What is being asked: Gather all lines in the data that hold the string "relative".

[START]

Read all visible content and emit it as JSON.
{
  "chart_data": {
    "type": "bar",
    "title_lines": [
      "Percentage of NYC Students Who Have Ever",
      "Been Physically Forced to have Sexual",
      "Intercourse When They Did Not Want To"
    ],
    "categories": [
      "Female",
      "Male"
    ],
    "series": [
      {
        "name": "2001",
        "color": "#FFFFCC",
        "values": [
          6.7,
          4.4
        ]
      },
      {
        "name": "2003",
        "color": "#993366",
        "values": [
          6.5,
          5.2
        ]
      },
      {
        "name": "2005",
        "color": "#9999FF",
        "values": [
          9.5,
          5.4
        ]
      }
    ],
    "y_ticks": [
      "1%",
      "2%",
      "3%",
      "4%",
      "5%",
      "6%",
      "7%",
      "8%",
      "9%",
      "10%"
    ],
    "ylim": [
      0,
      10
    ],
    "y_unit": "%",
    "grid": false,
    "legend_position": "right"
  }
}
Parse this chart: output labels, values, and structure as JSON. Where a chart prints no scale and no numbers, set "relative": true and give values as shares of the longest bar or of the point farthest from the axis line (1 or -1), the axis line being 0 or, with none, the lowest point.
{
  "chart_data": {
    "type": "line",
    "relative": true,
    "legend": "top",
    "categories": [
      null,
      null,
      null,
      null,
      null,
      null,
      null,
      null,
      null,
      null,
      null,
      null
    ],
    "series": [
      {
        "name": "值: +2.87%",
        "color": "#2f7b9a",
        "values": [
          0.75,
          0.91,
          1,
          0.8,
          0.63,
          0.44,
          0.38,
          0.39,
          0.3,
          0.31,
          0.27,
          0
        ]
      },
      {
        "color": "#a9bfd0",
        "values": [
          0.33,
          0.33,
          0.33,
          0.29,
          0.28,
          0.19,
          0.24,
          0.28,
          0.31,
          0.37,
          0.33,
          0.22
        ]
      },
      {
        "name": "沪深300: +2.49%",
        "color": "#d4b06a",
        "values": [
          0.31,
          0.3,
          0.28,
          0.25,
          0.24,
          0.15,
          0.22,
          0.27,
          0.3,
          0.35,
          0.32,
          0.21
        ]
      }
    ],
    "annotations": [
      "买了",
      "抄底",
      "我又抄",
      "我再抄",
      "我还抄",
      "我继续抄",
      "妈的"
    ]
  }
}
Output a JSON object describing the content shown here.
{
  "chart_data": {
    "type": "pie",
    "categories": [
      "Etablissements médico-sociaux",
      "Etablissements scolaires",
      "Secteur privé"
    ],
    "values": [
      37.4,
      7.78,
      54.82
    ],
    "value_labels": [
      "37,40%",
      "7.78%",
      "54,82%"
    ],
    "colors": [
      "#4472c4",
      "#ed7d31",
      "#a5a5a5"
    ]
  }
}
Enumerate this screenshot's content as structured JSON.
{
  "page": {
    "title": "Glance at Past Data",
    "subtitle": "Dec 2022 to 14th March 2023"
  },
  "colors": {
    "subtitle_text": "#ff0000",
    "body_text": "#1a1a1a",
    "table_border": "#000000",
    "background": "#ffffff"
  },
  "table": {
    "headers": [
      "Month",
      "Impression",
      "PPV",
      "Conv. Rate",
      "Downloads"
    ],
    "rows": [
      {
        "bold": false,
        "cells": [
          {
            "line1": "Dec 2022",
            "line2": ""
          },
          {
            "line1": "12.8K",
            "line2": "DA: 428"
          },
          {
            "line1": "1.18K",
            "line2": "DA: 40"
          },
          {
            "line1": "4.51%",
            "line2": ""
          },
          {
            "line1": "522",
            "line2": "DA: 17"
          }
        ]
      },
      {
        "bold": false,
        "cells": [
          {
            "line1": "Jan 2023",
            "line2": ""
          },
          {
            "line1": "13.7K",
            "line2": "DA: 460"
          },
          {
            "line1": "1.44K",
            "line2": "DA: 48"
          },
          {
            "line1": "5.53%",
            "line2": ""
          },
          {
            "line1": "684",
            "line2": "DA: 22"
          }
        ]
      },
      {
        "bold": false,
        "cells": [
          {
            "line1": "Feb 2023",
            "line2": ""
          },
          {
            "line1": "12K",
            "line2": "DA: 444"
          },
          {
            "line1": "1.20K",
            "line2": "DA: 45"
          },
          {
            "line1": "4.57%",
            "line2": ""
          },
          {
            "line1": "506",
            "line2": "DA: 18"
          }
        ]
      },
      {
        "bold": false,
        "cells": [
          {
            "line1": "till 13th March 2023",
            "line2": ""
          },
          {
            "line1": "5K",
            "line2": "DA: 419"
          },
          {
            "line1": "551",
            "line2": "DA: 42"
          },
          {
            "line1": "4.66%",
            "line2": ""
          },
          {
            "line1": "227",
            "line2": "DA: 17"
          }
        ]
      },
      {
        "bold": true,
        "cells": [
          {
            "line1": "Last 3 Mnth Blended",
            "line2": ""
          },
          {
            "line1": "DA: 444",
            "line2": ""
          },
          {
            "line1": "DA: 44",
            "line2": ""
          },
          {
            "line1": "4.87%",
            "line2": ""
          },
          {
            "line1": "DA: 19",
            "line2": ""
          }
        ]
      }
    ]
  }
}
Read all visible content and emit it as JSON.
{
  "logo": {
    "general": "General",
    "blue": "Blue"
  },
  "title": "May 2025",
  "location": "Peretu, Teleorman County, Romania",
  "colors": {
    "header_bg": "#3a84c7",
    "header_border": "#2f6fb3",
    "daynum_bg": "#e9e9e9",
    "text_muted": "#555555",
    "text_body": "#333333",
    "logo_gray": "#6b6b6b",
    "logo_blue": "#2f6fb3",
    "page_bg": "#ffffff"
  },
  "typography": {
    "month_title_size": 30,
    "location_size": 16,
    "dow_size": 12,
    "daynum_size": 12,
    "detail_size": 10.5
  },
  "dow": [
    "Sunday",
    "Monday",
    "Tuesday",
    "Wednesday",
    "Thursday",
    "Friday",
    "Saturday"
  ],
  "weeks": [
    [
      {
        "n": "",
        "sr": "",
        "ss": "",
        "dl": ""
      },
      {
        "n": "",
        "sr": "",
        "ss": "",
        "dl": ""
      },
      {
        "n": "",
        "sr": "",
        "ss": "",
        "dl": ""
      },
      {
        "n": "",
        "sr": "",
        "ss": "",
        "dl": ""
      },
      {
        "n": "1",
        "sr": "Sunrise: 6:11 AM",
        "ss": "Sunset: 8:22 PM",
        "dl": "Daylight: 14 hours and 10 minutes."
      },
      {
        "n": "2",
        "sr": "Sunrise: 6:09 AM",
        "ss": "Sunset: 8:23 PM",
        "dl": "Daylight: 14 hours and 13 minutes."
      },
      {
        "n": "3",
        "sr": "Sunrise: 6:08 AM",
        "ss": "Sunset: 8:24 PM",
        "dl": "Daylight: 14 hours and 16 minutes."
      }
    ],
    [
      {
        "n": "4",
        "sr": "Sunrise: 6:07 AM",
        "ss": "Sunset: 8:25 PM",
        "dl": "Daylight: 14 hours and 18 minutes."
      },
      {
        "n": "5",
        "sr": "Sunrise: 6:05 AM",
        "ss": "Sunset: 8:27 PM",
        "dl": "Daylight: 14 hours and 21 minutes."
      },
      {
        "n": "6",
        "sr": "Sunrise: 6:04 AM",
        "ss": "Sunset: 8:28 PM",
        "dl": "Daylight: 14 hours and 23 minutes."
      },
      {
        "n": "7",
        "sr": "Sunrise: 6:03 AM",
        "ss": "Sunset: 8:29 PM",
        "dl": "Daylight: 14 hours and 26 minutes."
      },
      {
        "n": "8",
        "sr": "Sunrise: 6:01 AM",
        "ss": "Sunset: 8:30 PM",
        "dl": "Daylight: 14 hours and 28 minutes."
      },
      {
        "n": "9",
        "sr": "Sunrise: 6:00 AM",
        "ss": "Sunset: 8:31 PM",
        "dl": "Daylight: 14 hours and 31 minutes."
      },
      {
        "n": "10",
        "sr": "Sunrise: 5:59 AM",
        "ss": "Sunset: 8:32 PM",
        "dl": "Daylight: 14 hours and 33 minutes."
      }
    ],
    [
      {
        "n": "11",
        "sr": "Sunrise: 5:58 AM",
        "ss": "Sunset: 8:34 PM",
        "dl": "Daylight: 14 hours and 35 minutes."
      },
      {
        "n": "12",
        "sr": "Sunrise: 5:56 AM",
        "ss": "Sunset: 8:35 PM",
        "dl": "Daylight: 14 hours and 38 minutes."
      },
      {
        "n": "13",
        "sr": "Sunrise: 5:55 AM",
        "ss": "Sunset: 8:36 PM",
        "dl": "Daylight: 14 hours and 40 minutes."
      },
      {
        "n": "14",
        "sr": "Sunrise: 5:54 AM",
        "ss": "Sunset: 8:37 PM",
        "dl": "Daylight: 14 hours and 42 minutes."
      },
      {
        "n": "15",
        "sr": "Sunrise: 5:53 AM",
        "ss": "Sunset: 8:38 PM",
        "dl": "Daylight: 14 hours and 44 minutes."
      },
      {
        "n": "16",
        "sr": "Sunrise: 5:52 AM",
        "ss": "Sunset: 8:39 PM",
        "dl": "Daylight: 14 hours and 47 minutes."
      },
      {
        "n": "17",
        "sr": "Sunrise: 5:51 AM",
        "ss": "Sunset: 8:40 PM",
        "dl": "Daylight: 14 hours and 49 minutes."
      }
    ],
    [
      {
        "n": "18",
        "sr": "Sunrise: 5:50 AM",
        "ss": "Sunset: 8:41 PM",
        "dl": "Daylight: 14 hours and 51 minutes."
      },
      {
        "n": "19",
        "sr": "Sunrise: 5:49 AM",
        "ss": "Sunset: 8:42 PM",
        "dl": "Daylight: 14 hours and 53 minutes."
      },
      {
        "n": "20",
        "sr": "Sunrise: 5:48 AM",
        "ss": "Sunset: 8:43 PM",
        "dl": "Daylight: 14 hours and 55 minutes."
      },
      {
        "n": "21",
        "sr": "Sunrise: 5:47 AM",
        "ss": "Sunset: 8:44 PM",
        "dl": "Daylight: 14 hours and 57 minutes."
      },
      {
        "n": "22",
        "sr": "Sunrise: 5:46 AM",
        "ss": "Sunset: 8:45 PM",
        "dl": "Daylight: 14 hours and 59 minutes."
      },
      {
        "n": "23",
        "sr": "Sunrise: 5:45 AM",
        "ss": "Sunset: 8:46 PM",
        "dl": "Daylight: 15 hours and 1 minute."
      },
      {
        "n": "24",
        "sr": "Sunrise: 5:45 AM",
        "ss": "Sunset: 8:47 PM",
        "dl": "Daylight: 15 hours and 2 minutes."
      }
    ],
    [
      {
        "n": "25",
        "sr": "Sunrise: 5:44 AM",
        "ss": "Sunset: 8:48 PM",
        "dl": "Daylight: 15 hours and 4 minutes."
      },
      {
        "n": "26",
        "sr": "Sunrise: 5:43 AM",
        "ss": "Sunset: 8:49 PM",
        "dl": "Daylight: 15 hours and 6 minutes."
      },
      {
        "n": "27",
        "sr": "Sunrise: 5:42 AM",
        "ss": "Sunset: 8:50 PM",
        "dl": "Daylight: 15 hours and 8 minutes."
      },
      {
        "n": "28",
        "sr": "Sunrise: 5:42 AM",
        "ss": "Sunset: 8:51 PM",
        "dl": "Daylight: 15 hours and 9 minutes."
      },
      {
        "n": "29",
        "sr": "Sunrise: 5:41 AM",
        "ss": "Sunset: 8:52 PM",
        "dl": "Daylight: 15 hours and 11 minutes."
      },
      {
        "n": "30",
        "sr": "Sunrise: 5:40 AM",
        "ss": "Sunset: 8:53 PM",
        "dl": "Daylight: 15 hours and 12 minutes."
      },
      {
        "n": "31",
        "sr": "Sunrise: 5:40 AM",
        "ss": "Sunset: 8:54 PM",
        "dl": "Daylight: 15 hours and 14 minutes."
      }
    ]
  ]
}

[END]

Result of this exercise:
Parse this chart: output labels, values, and structure as JSON. Where a chart prints no scale and no numbers, set "relative": true and give values as shares of the longest bar or of the point farthest from the axis line (1 or -1), the axis line being 0 or, with none, the lowest point.
    "relative": true,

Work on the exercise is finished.